[Begin Records for this task]
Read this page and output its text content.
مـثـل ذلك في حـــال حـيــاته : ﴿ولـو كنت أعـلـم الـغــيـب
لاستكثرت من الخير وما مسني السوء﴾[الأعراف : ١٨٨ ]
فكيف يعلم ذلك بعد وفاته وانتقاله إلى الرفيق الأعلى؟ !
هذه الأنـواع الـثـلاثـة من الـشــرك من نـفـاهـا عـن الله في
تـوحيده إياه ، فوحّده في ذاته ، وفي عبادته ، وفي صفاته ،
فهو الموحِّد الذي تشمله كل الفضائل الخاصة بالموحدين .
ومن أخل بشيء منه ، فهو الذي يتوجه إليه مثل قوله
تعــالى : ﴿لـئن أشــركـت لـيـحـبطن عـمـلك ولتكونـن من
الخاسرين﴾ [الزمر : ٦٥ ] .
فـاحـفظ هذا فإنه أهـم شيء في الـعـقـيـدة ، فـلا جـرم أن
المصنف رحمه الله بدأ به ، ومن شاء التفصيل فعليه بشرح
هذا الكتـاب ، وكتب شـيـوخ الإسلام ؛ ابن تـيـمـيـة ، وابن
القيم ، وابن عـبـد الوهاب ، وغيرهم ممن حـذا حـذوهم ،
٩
[End Records for this task]
**Problem to work on:**
List each line in the listing that contains the string "الله".

**Result of the task:**
هذه الأنـواع الـثـلاثـة من الـشــرك من نـفـاهـا عـن الله في
المصنف رحمه الله بدأ به ، ومن شاء التفصيل فعليه بشرح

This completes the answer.